### Problem requirements
Work out how many lines of the listing hold "JSON", then state only that count.

### Available records
####
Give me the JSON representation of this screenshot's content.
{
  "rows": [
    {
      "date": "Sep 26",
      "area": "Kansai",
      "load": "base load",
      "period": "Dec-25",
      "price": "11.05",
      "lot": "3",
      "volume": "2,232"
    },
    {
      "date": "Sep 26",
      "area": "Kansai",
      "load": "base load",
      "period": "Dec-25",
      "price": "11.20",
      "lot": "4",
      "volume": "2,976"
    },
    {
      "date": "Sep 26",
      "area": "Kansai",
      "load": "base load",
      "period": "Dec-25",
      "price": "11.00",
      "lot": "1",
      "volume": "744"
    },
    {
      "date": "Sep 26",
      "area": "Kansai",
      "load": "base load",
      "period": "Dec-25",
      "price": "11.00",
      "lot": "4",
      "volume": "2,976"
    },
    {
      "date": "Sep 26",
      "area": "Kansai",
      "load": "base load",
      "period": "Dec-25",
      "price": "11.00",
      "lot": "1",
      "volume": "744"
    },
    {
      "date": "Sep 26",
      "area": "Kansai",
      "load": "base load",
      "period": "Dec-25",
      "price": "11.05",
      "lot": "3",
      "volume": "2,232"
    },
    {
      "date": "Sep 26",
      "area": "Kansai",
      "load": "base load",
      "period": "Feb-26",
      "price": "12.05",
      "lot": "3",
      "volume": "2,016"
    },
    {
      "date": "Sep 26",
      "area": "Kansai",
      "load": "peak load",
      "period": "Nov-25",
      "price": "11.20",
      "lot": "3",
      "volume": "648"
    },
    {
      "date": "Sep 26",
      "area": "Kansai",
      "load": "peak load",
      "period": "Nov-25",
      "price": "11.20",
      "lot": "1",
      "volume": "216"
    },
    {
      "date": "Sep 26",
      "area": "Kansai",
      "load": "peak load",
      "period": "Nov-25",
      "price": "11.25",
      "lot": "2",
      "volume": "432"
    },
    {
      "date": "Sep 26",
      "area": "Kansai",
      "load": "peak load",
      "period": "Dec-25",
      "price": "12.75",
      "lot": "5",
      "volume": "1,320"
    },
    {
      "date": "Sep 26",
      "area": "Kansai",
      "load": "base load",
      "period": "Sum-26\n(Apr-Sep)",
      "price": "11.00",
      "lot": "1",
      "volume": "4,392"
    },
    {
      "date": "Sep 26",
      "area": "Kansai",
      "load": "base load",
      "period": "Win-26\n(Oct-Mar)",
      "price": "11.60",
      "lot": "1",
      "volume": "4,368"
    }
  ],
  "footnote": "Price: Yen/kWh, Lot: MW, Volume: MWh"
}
####
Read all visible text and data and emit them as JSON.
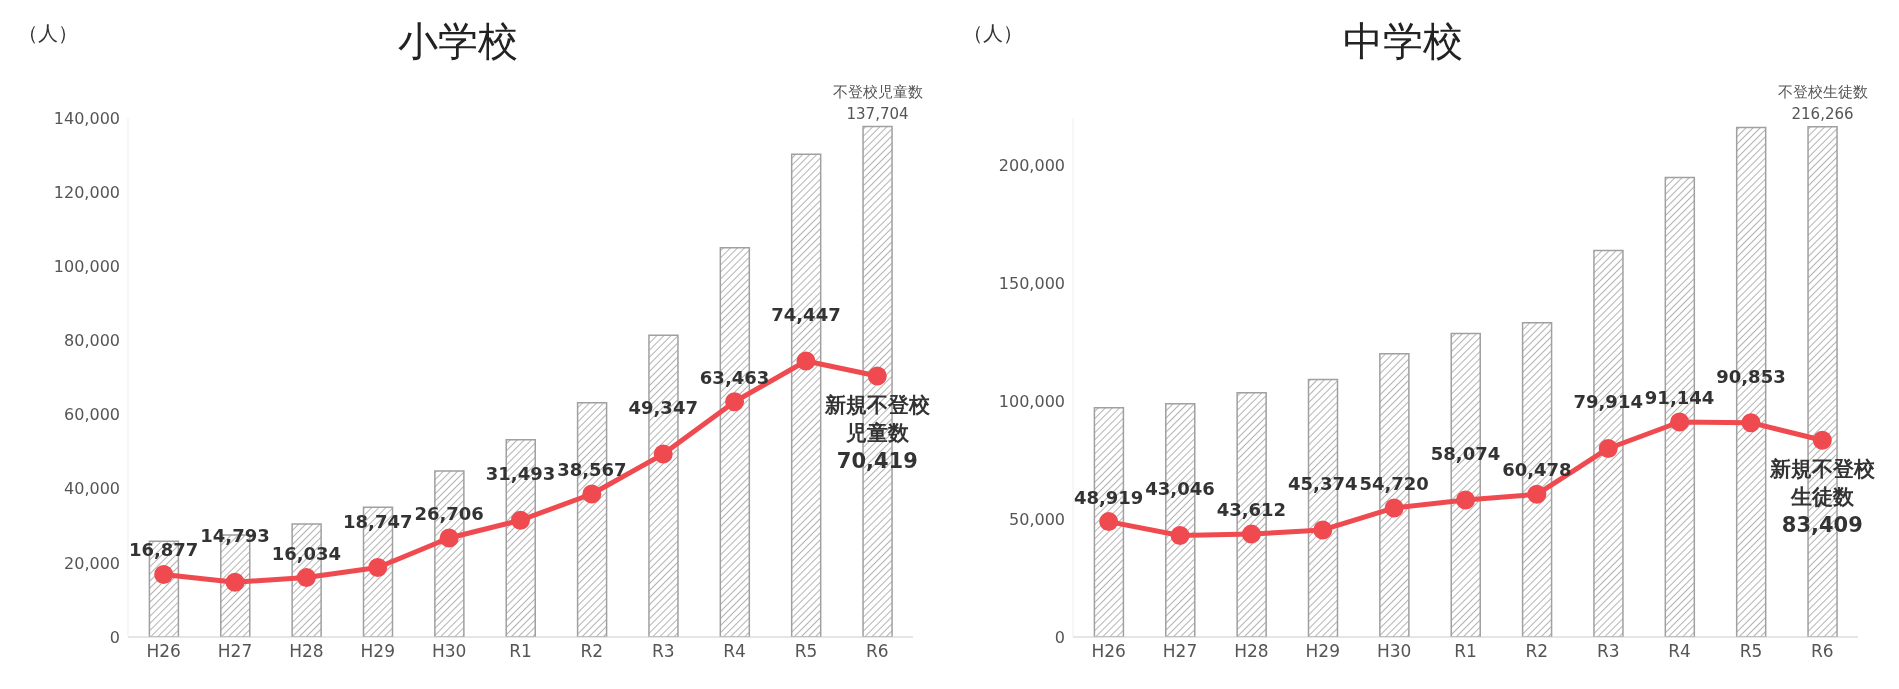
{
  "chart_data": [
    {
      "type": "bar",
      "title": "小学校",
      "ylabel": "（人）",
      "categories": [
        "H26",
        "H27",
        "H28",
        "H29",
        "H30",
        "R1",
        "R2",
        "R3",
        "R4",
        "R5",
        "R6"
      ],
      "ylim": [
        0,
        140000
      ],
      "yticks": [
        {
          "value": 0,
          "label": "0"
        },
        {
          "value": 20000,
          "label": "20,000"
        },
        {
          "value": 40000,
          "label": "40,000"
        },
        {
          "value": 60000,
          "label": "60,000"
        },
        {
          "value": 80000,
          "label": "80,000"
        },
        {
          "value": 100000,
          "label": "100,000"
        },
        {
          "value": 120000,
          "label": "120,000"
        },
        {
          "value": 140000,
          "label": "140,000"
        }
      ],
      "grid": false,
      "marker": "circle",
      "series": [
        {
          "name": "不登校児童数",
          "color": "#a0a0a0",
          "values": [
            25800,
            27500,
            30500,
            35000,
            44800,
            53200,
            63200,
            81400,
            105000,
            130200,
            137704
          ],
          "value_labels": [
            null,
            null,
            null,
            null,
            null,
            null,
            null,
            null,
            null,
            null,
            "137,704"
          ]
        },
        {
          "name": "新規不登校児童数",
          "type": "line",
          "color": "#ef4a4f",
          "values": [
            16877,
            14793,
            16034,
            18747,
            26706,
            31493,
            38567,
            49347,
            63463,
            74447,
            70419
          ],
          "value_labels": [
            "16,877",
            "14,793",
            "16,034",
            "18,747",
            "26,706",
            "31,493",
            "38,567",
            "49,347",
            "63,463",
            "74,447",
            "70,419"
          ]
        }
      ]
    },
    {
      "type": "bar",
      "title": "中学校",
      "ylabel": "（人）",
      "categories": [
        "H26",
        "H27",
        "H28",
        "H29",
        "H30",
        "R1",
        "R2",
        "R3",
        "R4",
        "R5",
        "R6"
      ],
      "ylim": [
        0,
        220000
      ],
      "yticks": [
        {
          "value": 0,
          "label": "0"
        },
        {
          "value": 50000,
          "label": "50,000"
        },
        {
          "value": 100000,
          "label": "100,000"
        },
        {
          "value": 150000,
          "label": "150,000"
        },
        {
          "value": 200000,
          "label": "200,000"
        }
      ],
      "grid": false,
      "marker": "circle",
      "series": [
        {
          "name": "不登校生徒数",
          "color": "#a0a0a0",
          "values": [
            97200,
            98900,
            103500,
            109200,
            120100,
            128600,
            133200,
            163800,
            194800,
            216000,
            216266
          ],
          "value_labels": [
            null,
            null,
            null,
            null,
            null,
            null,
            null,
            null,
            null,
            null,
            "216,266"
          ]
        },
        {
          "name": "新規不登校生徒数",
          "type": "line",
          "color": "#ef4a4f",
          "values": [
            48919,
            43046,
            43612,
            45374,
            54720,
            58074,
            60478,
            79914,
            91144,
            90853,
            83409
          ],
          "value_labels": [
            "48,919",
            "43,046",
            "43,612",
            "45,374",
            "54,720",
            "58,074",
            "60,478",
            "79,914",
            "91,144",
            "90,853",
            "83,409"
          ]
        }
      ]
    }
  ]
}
####
### The output
2